TASK INSTRUCTIONS: Find every line in the records below that holds the word "utilisation", and copy each one.

▬▬▬▬▬▬

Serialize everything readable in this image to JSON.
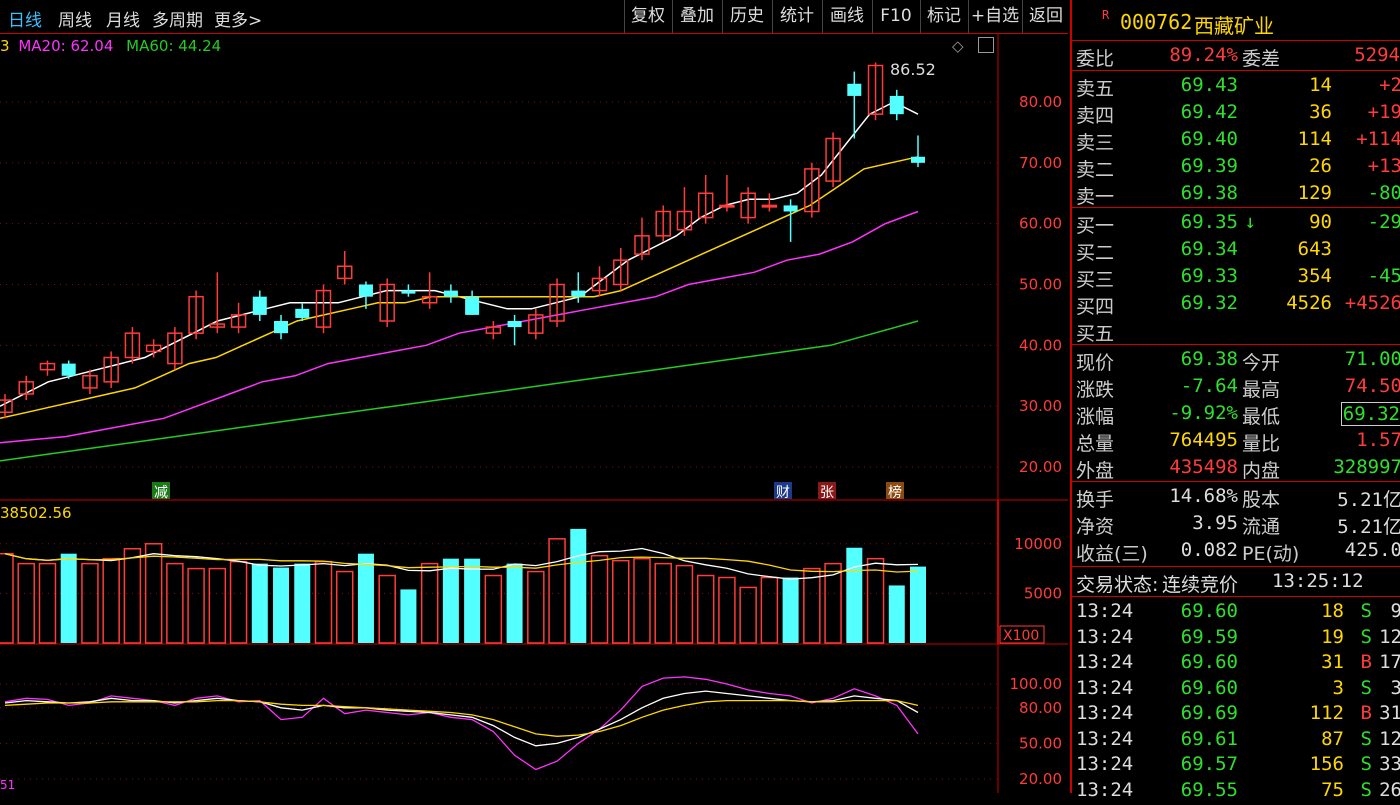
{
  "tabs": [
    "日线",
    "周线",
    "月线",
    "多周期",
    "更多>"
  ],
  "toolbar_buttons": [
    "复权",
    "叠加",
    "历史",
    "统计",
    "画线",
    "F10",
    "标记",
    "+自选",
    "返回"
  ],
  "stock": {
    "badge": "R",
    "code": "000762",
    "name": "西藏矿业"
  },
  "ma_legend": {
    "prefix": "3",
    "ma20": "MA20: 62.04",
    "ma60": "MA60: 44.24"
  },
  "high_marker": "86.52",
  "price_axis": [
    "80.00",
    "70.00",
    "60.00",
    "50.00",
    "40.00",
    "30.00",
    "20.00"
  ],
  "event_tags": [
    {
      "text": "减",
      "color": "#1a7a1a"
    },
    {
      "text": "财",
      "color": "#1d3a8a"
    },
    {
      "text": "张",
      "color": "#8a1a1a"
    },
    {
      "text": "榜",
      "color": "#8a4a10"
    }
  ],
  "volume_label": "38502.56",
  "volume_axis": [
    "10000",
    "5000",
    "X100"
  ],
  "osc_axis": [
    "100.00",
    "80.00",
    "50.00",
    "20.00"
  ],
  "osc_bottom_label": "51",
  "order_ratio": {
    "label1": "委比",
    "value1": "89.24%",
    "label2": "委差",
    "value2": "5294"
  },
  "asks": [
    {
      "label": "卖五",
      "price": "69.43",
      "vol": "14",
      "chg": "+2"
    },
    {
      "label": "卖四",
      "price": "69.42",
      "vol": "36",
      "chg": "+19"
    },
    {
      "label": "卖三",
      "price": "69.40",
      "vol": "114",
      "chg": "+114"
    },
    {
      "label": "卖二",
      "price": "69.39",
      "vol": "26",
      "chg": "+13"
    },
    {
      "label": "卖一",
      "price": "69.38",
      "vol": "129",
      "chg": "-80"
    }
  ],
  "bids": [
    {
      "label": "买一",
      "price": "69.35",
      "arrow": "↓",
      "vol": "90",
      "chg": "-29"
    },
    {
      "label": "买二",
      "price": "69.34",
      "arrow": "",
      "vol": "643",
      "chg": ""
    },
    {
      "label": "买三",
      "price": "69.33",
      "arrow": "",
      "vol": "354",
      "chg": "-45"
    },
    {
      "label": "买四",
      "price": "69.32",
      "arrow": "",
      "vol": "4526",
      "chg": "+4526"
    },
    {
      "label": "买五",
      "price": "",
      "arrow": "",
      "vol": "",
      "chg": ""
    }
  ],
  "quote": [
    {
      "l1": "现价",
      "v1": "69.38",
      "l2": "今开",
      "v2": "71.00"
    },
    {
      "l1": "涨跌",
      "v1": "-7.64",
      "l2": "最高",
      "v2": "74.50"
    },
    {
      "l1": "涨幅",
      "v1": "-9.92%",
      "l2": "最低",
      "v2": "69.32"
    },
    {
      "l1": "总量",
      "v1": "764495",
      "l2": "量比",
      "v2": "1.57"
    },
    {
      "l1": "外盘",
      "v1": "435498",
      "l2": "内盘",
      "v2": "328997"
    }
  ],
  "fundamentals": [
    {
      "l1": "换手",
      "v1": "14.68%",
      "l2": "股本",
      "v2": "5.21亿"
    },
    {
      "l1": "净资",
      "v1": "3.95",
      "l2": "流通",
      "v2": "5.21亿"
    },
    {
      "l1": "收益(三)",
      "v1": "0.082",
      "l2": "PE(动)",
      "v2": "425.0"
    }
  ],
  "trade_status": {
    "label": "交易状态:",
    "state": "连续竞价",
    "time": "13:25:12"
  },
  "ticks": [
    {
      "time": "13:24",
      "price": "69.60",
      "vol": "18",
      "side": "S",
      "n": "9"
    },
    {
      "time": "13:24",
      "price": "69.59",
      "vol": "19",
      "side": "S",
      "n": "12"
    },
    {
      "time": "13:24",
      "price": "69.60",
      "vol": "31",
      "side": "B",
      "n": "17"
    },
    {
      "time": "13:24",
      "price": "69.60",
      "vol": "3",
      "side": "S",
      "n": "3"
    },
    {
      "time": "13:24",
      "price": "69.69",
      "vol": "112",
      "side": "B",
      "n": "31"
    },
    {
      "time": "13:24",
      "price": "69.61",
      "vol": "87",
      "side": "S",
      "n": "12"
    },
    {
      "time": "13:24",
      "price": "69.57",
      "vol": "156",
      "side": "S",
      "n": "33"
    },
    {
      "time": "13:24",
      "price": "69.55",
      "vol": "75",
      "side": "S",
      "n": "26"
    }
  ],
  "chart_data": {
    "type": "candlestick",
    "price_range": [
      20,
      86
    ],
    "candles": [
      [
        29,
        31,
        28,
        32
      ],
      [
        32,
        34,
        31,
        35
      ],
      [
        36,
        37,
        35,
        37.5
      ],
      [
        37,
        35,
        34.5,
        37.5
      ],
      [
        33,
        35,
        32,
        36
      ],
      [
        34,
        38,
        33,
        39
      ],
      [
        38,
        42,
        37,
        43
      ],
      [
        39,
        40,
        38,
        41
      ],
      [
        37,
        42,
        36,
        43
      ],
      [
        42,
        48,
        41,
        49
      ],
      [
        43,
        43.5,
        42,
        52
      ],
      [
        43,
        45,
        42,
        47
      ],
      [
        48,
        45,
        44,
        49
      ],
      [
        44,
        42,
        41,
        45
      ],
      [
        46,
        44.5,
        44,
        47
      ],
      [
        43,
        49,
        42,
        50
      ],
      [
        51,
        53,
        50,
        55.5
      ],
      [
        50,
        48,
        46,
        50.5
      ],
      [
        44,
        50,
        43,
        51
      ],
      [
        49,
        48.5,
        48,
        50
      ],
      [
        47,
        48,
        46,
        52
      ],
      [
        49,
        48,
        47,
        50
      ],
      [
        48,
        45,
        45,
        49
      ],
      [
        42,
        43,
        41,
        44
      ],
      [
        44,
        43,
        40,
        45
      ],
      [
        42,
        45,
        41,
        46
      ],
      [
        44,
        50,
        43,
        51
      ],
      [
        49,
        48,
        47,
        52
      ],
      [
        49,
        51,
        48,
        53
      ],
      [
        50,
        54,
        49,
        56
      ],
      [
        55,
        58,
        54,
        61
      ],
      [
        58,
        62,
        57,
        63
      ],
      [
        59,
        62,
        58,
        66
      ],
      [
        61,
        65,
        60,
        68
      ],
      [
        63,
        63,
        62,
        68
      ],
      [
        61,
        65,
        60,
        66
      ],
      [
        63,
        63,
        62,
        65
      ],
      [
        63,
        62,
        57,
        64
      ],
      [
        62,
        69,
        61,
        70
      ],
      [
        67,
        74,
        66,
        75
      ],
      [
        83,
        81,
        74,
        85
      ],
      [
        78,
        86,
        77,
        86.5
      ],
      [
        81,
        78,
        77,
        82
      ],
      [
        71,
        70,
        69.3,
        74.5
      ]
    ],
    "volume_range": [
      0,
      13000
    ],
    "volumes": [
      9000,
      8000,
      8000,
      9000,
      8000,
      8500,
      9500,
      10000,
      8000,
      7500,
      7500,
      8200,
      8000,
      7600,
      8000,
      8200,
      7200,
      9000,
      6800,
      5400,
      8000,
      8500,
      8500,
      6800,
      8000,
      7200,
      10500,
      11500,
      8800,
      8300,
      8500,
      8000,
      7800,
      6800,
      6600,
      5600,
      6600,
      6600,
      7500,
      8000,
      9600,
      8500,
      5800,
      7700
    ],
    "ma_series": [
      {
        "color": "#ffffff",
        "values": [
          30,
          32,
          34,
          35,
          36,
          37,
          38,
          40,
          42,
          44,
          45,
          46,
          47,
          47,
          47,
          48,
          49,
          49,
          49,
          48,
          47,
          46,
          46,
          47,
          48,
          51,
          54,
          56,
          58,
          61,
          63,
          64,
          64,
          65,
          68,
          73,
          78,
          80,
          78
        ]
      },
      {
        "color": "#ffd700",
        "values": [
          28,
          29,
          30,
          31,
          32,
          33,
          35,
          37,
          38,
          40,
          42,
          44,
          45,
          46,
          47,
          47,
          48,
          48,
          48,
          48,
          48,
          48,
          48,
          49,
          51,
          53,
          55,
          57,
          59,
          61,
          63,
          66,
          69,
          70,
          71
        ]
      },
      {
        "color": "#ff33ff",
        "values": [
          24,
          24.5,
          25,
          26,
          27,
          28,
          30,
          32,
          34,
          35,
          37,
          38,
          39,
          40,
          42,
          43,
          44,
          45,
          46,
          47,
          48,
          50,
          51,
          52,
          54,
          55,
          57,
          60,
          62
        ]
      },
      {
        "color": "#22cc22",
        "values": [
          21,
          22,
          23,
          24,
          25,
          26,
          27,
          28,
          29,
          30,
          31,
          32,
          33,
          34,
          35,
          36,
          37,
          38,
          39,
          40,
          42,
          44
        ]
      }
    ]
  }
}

▬▬▬▬▬▬

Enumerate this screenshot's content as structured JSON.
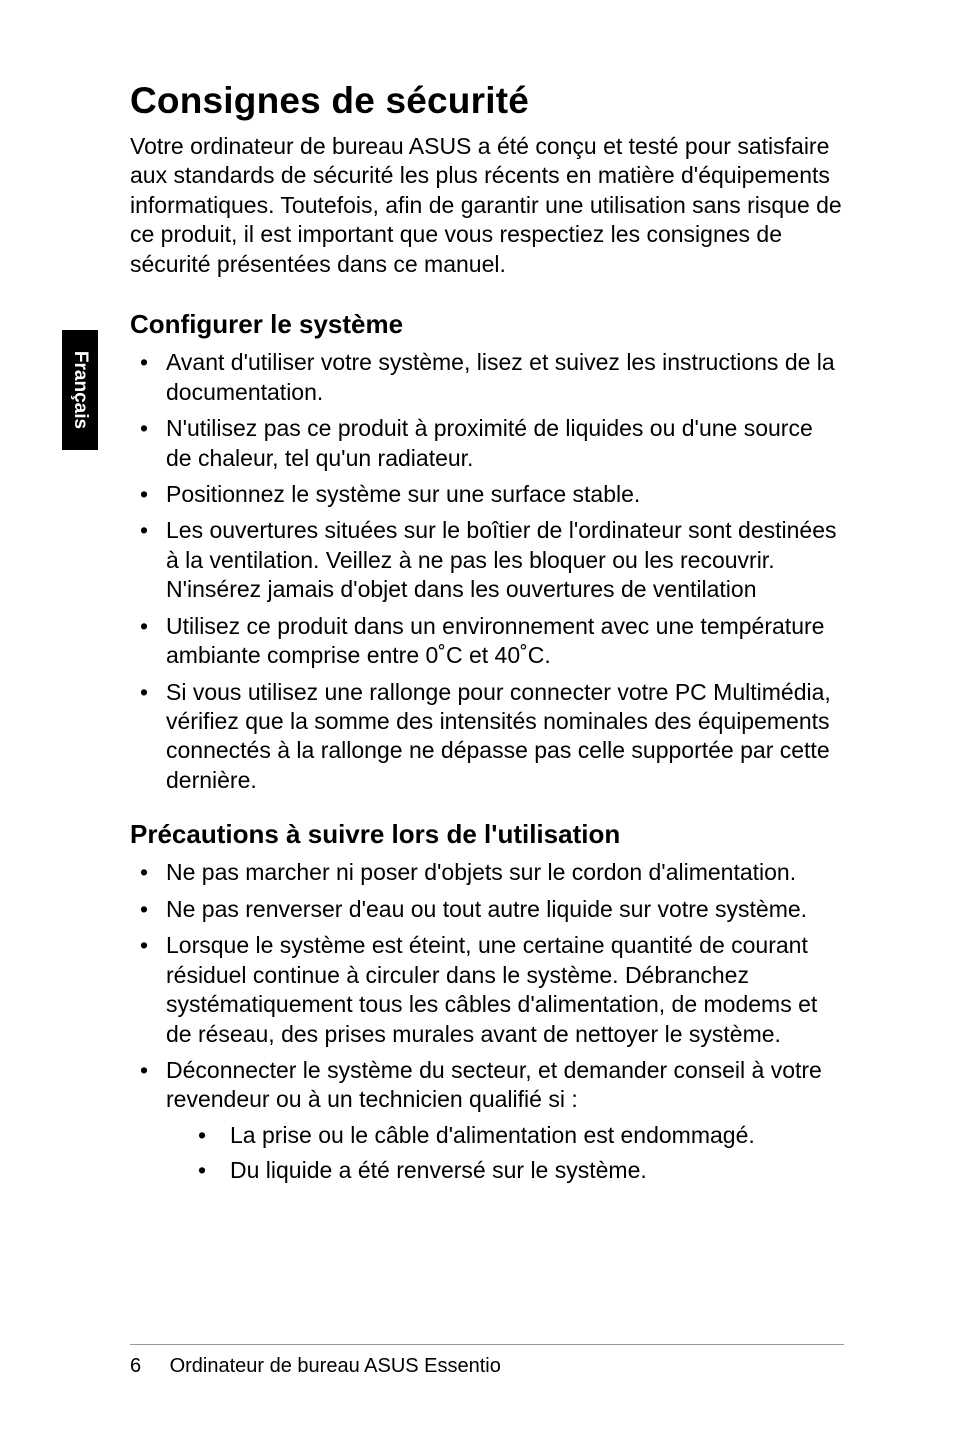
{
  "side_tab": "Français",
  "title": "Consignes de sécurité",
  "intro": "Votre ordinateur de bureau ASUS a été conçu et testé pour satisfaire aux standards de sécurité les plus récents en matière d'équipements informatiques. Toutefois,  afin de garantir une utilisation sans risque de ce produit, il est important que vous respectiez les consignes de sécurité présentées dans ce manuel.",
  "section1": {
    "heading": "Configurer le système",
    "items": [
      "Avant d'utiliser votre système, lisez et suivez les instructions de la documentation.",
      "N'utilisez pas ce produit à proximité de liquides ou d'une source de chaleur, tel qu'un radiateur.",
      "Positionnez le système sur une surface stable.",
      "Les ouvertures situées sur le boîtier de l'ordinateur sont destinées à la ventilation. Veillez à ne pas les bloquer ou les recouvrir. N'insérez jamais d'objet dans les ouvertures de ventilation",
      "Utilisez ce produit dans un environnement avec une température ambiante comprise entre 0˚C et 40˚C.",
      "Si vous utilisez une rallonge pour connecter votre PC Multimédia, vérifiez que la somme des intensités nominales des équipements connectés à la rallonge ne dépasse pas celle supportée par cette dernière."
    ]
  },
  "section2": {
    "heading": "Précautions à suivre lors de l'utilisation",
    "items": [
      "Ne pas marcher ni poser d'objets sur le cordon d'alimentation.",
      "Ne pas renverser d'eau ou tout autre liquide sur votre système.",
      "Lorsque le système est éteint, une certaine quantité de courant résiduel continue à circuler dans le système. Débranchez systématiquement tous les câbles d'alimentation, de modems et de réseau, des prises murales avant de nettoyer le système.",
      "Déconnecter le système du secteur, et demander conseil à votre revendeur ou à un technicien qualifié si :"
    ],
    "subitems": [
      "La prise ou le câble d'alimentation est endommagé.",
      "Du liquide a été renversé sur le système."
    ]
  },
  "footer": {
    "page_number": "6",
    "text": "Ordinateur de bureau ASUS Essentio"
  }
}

▬▬▬▬▬▬

RESULT:
  "intro": "Votre ordinateur de bureau ASUS a été conçu et testé pour satisfaire aux standards de sécurité les plus récents en matière d'équipements informatiques. Toutefois,  afin de garantir une utilisation sans risque de ce produit, il est important que vous respectiez les consignes de sécurité présentées dans ce manuel.",
    "heading": "Précautions à suivre lors de l'utilisation",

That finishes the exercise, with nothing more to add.